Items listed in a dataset

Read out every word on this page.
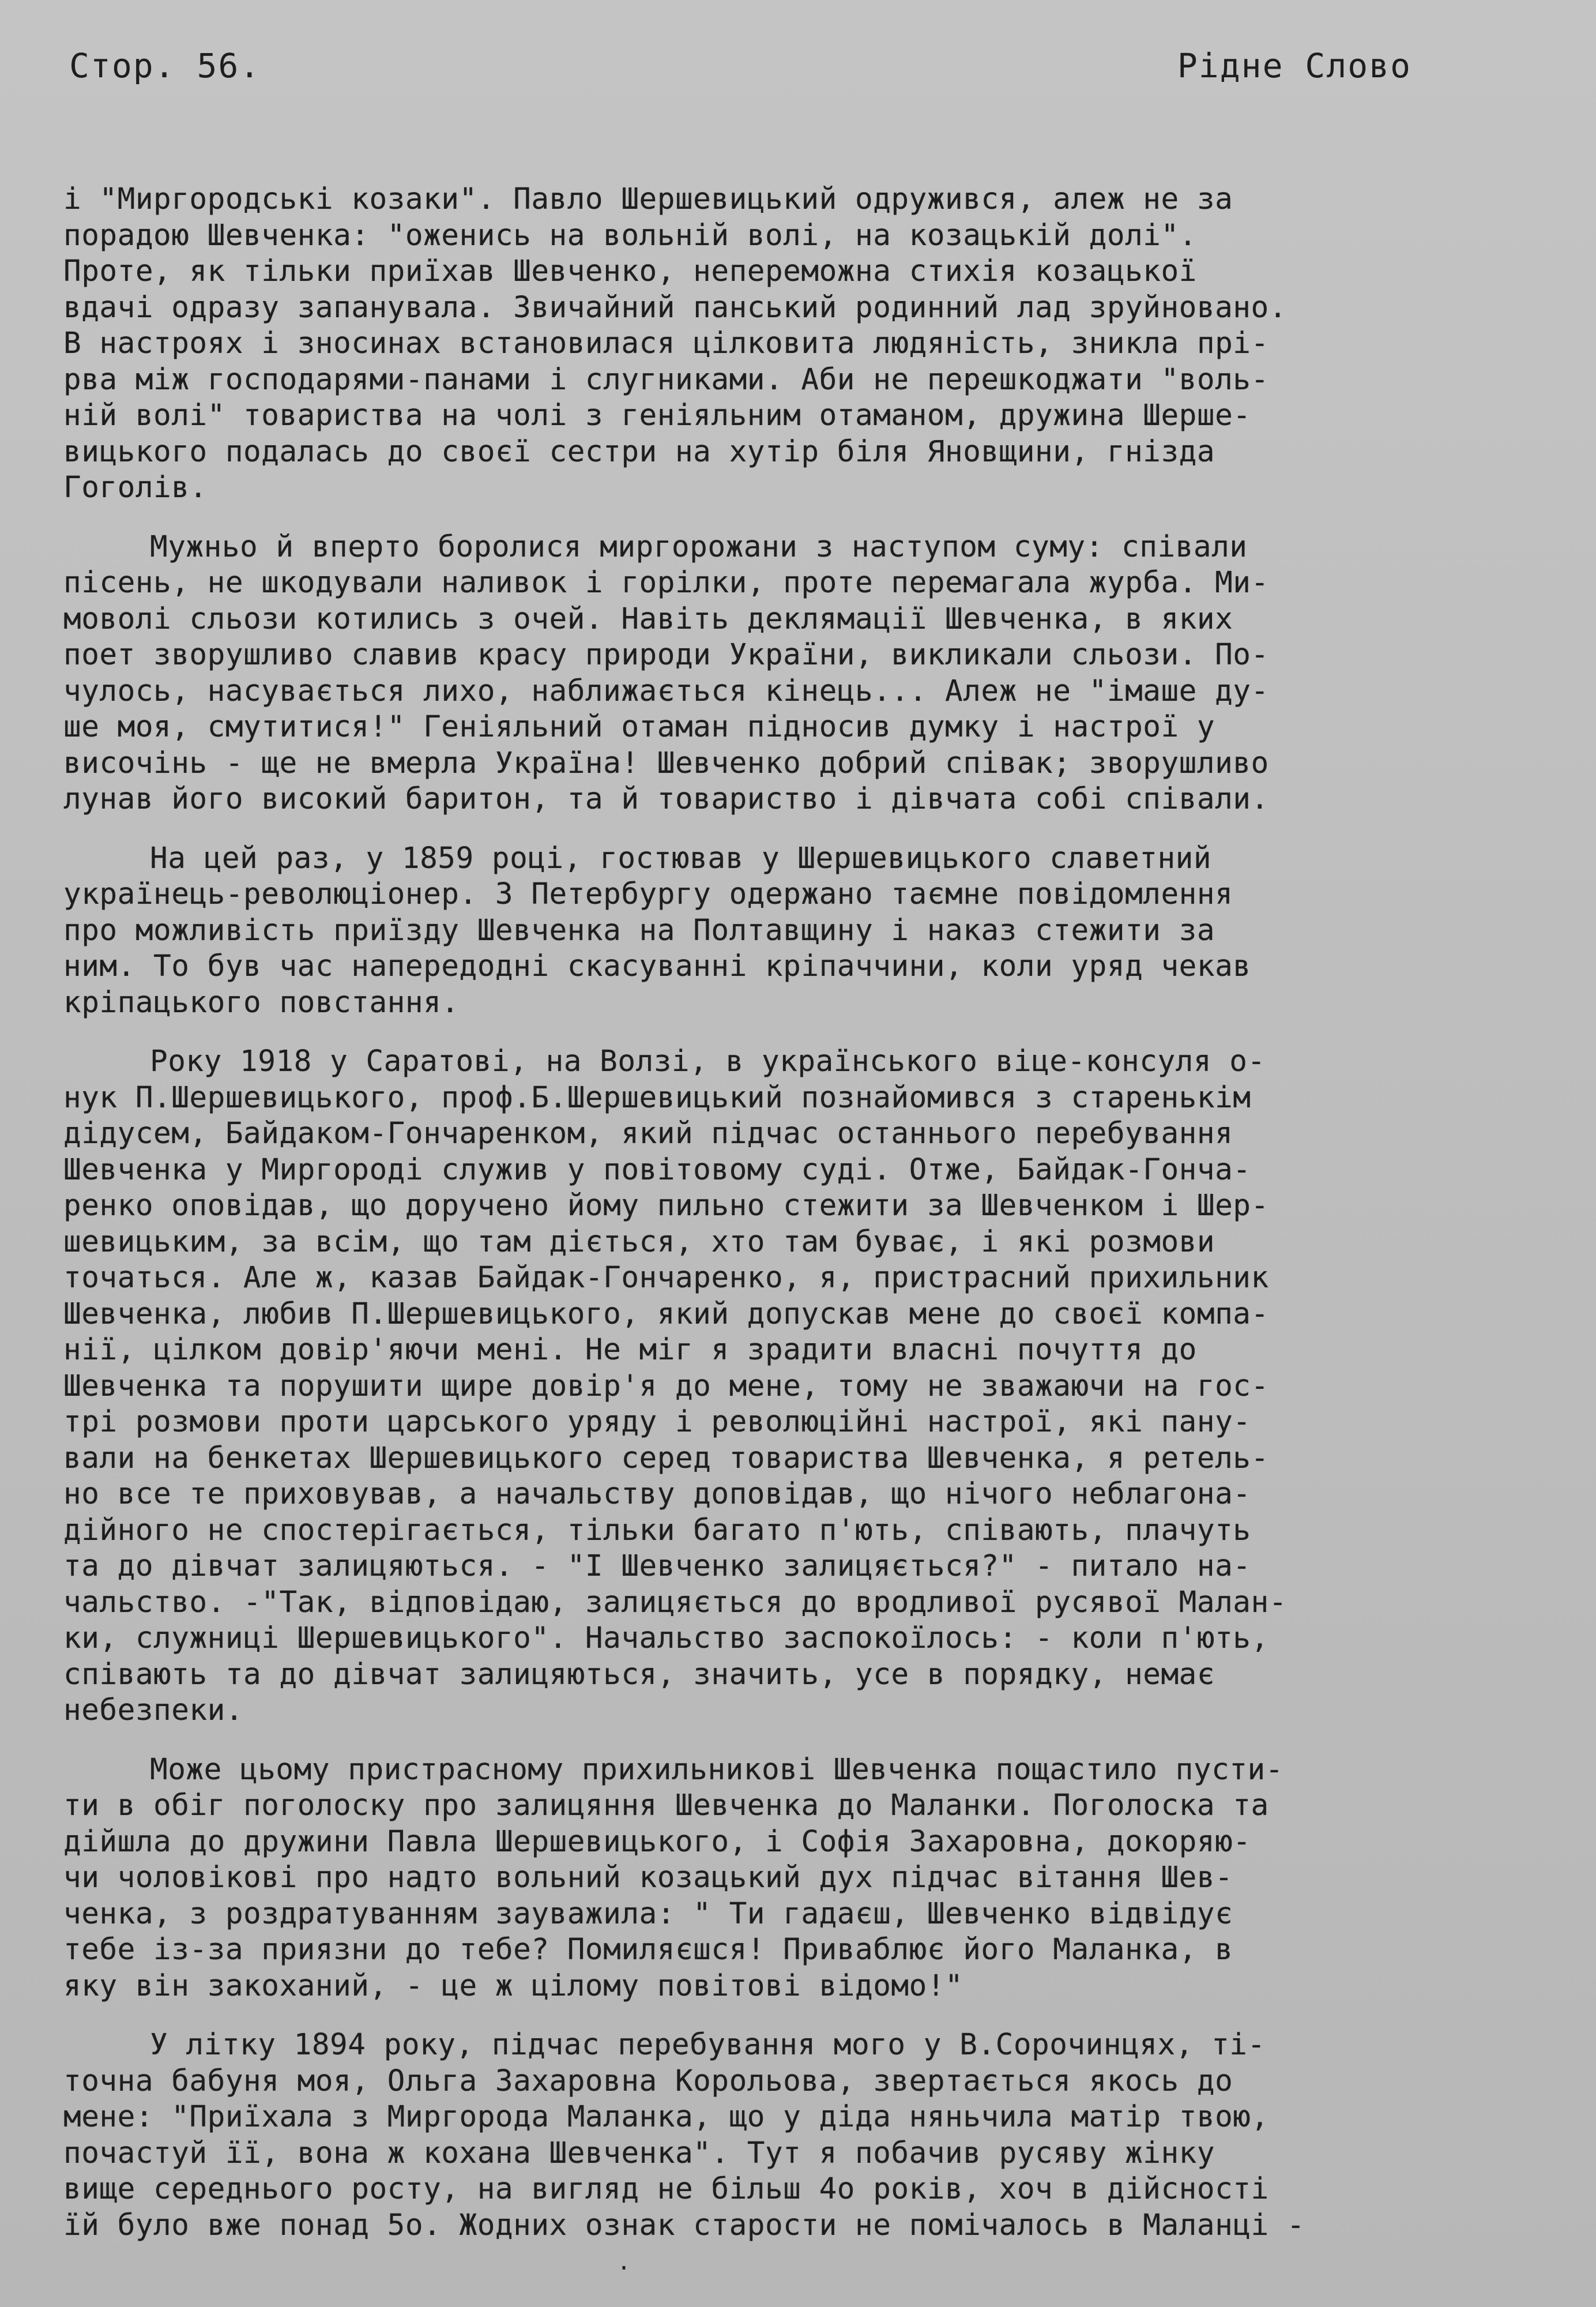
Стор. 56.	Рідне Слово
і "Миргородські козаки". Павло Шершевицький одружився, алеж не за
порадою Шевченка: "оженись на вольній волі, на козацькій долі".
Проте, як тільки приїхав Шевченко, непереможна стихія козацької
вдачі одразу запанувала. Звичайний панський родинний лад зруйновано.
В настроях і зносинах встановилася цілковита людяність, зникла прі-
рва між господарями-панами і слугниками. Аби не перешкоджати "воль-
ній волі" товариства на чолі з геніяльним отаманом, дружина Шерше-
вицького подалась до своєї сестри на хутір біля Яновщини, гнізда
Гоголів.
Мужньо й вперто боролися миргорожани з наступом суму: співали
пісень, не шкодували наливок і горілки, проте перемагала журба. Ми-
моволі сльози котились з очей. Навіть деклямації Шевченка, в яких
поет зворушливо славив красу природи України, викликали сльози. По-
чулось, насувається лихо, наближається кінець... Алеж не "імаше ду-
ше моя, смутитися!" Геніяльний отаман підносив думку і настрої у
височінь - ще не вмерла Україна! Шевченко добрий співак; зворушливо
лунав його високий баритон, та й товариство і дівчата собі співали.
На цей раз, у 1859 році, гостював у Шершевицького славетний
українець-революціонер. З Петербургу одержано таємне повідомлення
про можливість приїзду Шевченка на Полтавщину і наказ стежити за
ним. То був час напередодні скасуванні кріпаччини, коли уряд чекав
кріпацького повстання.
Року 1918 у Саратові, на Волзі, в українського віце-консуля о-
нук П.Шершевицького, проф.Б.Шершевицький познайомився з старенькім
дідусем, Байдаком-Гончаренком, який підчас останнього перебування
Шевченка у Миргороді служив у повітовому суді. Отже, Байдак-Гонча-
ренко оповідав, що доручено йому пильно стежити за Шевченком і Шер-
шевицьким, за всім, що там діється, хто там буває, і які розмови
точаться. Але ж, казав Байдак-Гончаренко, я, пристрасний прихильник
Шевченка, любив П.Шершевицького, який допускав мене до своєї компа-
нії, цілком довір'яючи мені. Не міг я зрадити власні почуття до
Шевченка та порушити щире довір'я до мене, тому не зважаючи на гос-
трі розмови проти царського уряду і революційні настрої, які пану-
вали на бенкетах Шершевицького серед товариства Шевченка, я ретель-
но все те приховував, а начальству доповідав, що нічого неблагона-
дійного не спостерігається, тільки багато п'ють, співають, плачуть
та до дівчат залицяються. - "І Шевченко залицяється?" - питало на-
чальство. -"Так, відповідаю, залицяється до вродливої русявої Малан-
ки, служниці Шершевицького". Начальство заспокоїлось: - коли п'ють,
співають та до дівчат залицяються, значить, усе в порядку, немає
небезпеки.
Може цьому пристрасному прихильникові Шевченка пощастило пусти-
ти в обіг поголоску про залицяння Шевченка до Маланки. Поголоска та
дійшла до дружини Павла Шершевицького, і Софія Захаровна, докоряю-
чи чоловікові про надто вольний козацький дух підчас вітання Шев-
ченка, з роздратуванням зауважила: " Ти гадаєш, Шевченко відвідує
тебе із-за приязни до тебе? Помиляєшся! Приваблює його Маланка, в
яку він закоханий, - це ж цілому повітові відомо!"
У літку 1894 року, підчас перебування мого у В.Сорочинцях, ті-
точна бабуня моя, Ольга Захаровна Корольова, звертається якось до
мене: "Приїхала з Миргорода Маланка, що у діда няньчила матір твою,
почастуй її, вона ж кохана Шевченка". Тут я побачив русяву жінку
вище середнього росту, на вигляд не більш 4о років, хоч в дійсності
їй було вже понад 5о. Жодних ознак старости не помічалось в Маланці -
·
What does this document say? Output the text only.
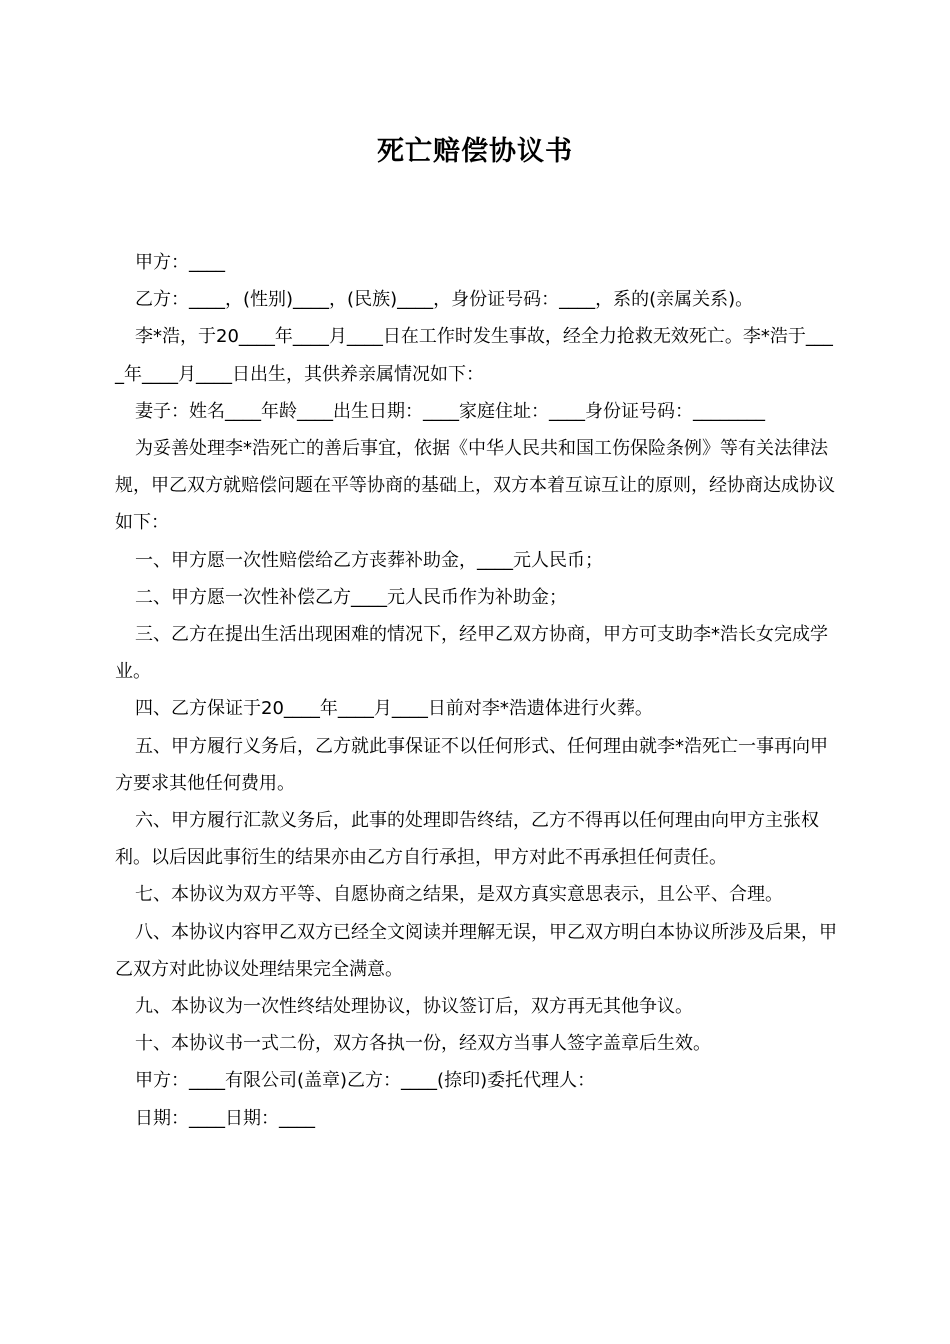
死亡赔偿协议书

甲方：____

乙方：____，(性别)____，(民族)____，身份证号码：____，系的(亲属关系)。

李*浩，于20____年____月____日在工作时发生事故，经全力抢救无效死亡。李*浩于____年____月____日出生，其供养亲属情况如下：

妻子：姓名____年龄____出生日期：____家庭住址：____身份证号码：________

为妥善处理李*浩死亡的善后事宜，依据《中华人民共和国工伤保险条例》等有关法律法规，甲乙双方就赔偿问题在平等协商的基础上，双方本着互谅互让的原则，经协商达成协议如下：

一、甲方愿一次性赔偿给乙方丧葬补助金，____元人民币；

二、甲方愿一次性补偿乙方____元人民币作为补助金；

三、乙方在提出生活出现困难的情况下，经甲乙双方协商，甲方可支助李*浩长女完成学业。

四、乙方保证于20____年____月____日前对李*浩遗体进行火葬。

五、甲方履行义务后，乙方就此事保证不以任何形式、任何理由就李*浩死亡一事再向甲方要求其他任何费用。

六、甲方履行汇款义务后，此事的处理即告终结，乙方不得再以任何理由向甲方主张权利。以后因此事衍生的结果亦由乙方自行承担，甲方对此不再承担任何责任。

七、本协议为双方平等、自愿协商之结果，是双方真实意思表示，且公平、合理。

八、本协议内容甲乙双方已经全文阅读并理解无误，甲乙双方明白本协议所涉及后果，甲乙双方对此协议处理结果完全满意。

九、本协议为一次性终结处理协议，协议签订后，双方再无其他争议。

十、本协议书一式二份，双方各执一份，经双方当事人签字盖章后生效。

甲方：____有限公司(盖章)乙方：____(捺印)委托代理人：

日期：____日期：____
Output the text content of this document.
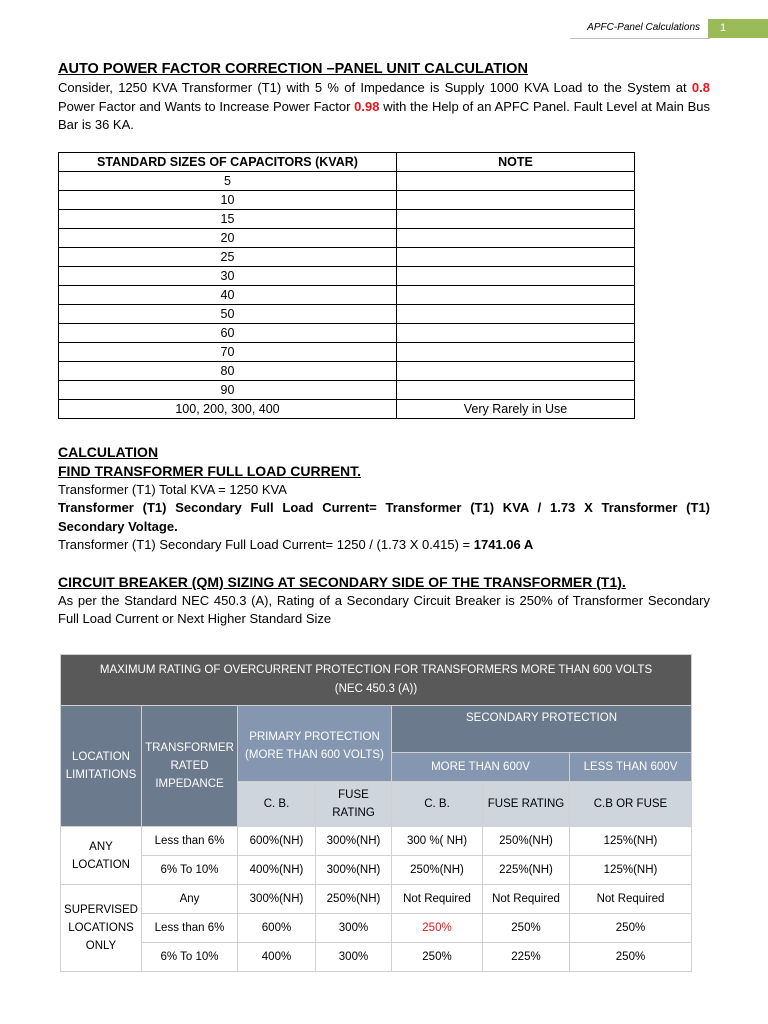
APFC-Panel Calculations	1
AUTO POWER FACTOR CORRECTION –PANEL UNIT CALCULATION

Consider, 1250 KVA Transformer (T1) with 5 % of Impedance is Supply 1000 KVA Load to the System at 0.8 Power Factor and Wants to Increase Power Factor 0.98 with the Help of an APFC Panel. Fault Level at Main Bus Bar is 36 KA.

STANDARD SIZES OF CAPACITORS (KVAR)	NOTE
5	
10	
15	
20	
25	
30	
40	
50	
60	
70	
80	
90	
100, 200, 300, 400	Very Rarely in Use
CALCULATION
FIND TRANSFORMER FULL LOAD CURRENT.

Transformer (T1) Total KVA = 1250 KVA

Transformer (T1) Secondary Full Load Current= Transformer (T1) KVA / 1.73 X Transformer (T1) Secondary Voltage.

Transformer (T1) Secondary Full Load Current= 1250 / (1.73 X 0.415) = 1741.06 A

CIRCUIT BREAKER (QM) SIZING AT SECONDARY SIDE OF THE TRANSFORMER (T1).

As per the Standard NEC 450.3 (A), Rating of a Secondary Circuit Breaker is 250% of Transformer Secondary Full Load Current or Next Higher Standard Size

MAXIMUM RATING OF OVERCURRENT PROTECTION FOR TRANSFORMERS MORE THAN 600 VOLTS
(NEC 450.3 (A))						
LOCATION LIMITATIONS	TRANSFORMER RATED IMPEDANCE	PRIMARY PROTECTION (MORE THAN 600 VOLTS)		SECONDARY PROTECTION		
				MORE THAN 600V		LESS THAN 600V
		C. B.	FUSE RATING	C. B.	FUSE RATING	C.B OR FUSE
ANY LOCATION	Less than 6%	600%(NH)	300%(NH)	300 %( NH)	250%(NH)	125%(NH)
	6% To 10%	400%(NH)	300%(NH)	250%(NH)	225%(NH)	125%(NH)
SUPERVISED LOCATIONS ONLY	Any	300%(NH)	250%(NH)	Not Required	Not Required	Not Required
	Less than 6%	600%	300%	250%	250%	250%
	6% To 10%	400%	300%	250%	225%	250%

**Exercise description:** Exactly the lines from the one with "Output the text content of this document." through the end of the records should be written out, and only those. Pictures do not belong in the copy.

**Solution to the problem:**
Output the text content of this document.
APFC-Panel Calculations	1
AUTO POWER FACTOR CORRECTION –PANEL UNIT CALCULATION

Consider, 1250 KVA Transformer (T1) with 5 % of Impedance is Supply 1000 KVA Load to the System at 0.8 Power Factor and Wants to Increase Power Factor 0.98 with the Help of an APFC Panel. Fault Level at Main Bus Bar is 36 KA.

STANDARD SIZES OF CAPACITORS (KVAR)	NOTE
5	
10	
15	
20	
25	
30	
40	
50	
60	
70	
80	
90	
100, 200, 300, 400	Very Rarely in Use
CALCULATION
FIND TRANSFORMER FULL LOAD CURRENT.

Transformer (T1) Total KVA = 1250 KVA

Transformer (T1) Secondary Full Load Current= Transformer (T1) KVA / 1.73 X Transformer (T1) Secondary Voltage.

Transformer (T1) Secondary Full Load Current= 1250 / (1.73 X 0.415) = 1741.06 A

CIRCUIT BREAKER (QM) SIZING AT SECONDARY SIDE OF THE TRANSFORMER (T1).

As per the Standard NEC 450.3 (A), Rating of a Secondary Circuit Breaker is 250% of Transformer Secondary Full Load Current or Next Higher Standard Size

MAXIMUM RATING OF OVERCURRENT PROTECTION FOR TRANSFORMERS MORE THAN 600 VOLTS
(NEC 450.3 (A))						
LOCATION LIMITATIONS	TRANSFORMER RATED IMPEDANCE	PRIMARY PROTECTION (MORE THAN 600 VOLTS)		SECONDARY PROTECTION		
				MORE THAN 600V		LESS THAN 600V
		C. B.	FUSE RATING	C. B.	FUSE RATING	C.B OR FUSE
ANY LOCATION	Less than 6%	600%(NH)	300%(NH)	300 %( NH)	250%(NH)	125%(NH)
	6% To 10%	400%(NH)	300%(NH)	250%(NH)	225%(NH)	125%(NH)
SUPERVISED LOCATIONS ONLY	Any	300%(NH)	250%(NH)	Not Required	Not Required	Not Required
	Less than 6%	600%	300%	250%	250%	250%
	6% To 10%	400%	300%	250%	225%	250%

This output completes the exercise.